(Data lines)
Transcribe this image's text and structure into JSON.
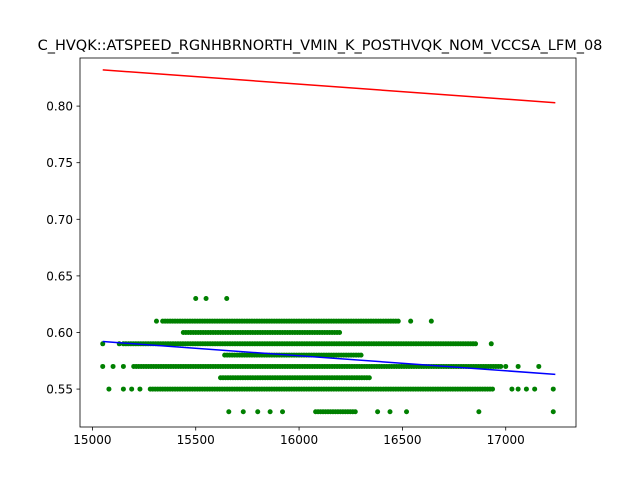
{
  "chart_data": {
    "type": "scatter",
    "title": "C_HVQK::ATSPEED_RGNHBRNORTH_VMIN_K_POSTHVQK_NOM_VCCSA_LFM_08",
    "xlabel": "",
    "ylabel": "",
    "xlim": [
      14940,
      17340
    ],
    "ylim": [
      0.5165,
      0.8425
    ],
    "xticks": [
      15000,
      15500,
      16000,
      16500,
      17000
    ],
    "yticks": [
      0.55,
      0.6,
      0.65,
      0.7,
      0.75,
      0.8
    ],
    "ytick_labels": [
      "0.55",
      "0.60",
      "0.65",
      "0.70",
      "0.75",
      "0.80"
    ],
    "grid": false,
    "colors": {
      "points": "#008000",
      "upper_line": "#ff0000",
      "fit_line": "#0000ff"
    },
    "series": [
      {
        "kind": "scatter",
        "rows": [
          {
            "y": 0.63,
            "segments": [
              [
                15500,
                15500
              ]
            ],
            "points": [
              15550,
              15650
            ]
          },
          {
            "y": 0.61,
            "segments": [
              [
                15340,
                16480
              ]
            ],
            "points": [
              15310,
              16540,
              16640
            ]
          },
          {
            "y": 0.6,
            "segments": [
              [
                15440,
                16200
              ]
            ],
            "points": []
          },
          {
            "y": 0.59,
            "segments": [
              [
                15150,
                16860
              ]
            ],
            "points": [
              15050,
              15130,
              16930
            ]
          },
          {
            "y": 0.58,
            "segments": [
              [
                15640,
                16300
              ]
            ],
            "points": []
          },
          {
            "y": 0.57,
            "segments": [
              [
                15200,
                16980
              ]
            ],
            "points": [
              15050,
              15100,
              15150,
              17000,
              17060,
              17160
            ]
          },
          {
            "y": 0.56,
            "segments": [
              [
                15620,
                16350
              ]
            ],
            "points": []
          },
          {
            "y": 0.55,
            "segments": [
              [
                15280,
                16940
              ]
            ],
            "points": [
              15080,
              15150,
              15190,
              15230,
              17030,
              17060,
              17100,
              17140,
              17230
            ]
          },
          {
            "y": 0.53,
            "segments": [
              [
                16080,
                16280
              ]
            ],
            "points": [
              15660,
              15730,
              15800,
              15860,
              15920,
              16380,
              16440,
              16520,
              16870,
              17230
            ]
          }
        ]
      },
      {
        "kind": "line",
        "x": [
          15050,
          17240
        ],
        "y": [
          0.832,
          0.803
        ]
      },
      {
        "kind": "line",
        "x": [
          15050,
          17240
        ],
        "y": [
          0.592,
          0.563
        ]
      }
    ]
  }
}
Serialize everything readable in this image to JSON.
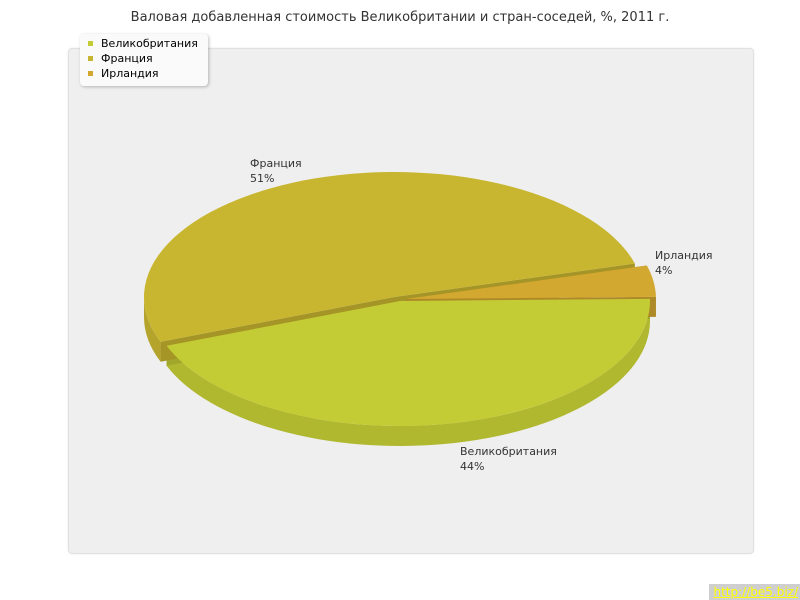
{
  "chart_data": {
    "type": "pie",
    "title": "Валовая добавленная стоимость Великобритании и стран-соседей, %, 2011 г.",
    "categories": [
      "Великобритания",
      "Франция",
      "Ирландия"
    ],
    "values": [
      44,
      51,
      4
    ],
    "value_labels": [
      "44%",
      "51%",
      "4%"
    ],
    "colors": [
      "#c4cc35",
      "#c9b630",
      "#d3a830"
    ],
    "legend_placement": "top-left",
    "three_d": true
  },
  "watermark": {
    "text": "http://be5.biz/"
  }
}
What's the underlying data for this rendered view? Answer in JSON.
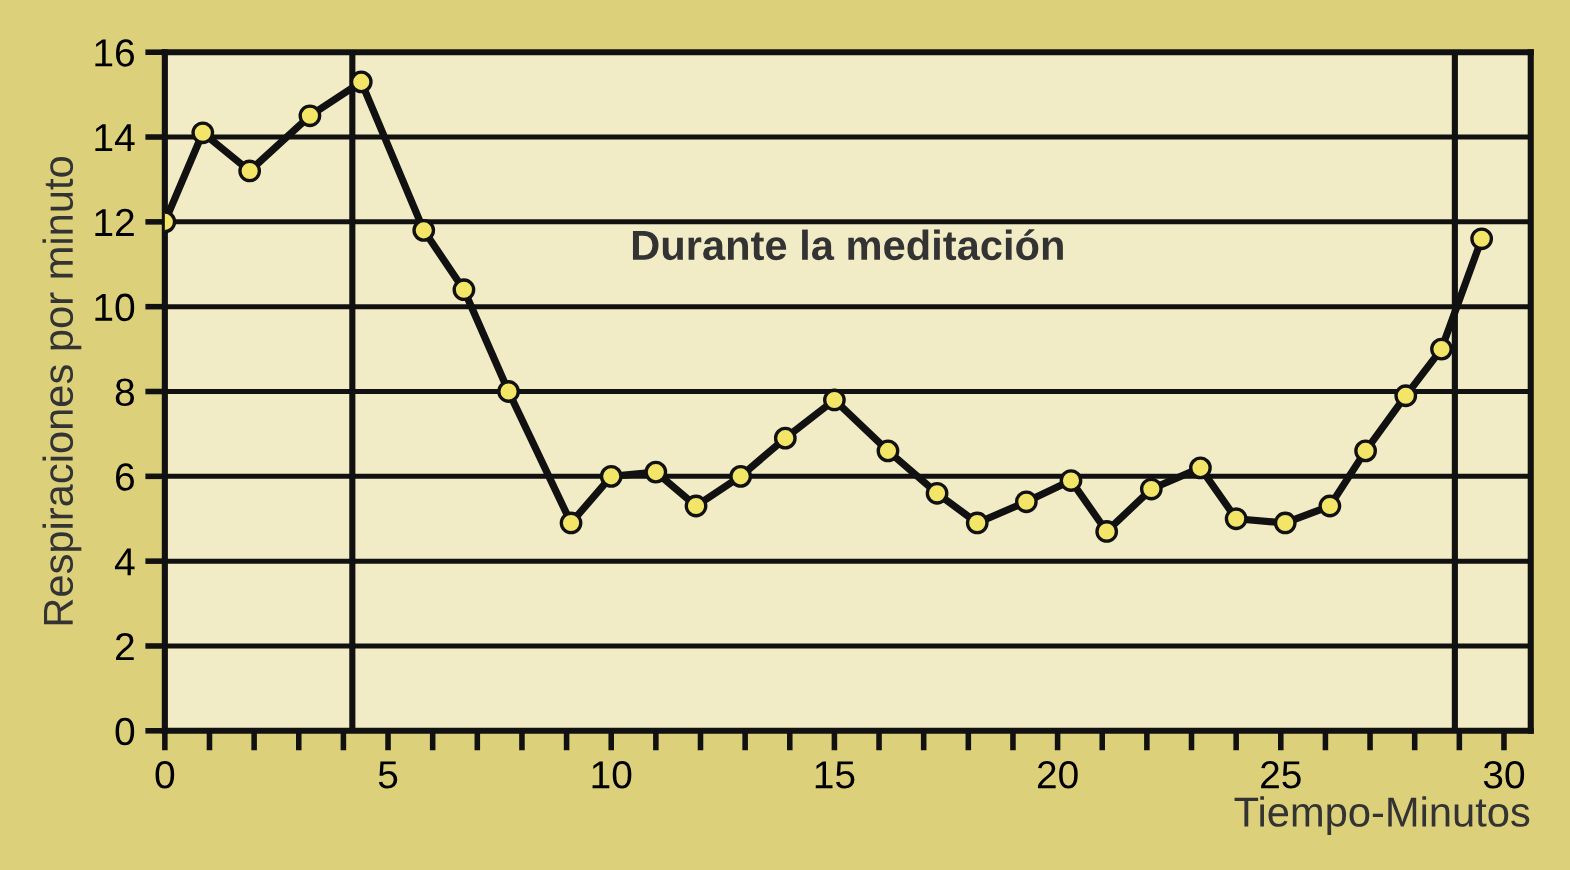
{
  "chart_data": {
    "type": "line",
    "xlabel": "Tiempo-Minutos",
    "ylabel": "Respiraciones por minuto",
    "annotations": [
      "Durante la meditación"
    ],
    "series": [
      {
        "color": "#111111",
        "x": [
          0,
          0.85,
          1.9,
          3.25,
          4.4,
          5.8,
          6.7,
          7.7,
          9.1,
          10.0,
          11.0,
          11.9,
          12.9,
          13.9,
          15.0,
          16.2,
          17.3,
          18.2,
          19.3,
          20.3,
          21.1,
          22.1,
          23.2,
          24.0,
          25.1,
          26.1,
          26.9,
          27.8,
          28.6,
          29.5
        ],
        "values": [
          12,
          14.1,
          13.2,
          14.5,
          15.3,
          11.8,
          10.4,
          8.0,
          4.9,
          6.0,
          6.1,
          5.3,
          6.0,
          6.9,
          7.8,
          6.6,
          5.6,
          4.9,
          5.4,
          5.9,
          4.7,
          5.7,
          6.2,
          5.0,
          4.9,
          5.3,
          6.6,
          7.9,
          9.0,
          11.6
        ]
      }
    ],
    "marker": "circle",
    "line_style": "solid",
    "xlim": [
      0,
      30.6
    ],
    "ylim": [
      0,
      16
    ],
    "xticks": [
      0,
      {
        "value": 1,
        "label": null
      },
      {
        "value": 2,
        "label": null
      },
      {
        "value": 3,
        "label": null
      },
      {
        "value": 4,
        "label": null
      },
      5,
      {
        "value": 6,
        "label": null
      },
      {
        "value": 7,
        "label": null
      },
      {
        "value": 8,
        "label": null
      },
      {
        "value": 9,
        "label": null
      },
      10,
      {
        "value": 11,
        "label": null
      },
      {
        "value": 12,
        "label": null
      },
      {
        "value": 13,
        "label": null
      },
      {
        "value": 14,
        "label": null
      },
      15,
      {
        "value": 16,
        "label": null
      },
      {
        "value": 17,
        "label": null
      },
      {
        "value": 18,
        "label": null
      },
      {
        "value": 19,
        "label": null
      },
      20,
      {
        "value": 21,
        "label": null
      },
      {
        "value": 22,
        "label": null
      },
      {
        "value": 23,
        "label": null
      },
      {
        "value": 24,
        "label": null
      },
      25,
      {
        "value": 26,
        "label": null
      },
      {
        "value": 27,
        "label": null
      },
      {
        "value": 28,
        "label": null
      },
      {
        "value": 29,
        "label": null
      },
      30
    ],
    "yticks": [
      0,
      2,
      4,
      6,
      8,
      10,
      12,
      14,
      16
    ],
    "grid": "y",
    "ref_lines": [
      {
        "axis": "x",
        "value": 4.2,
        "color": "#111111"
      },
      {
        "axis": "x",
        "value": 28.9,
        "color": "#111111"
      }
    ]
  }
}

(Problem to work on) Identify the lines in the records above that contain the word "text", then state how many there are and nothing more.

(Response to the exercise) 2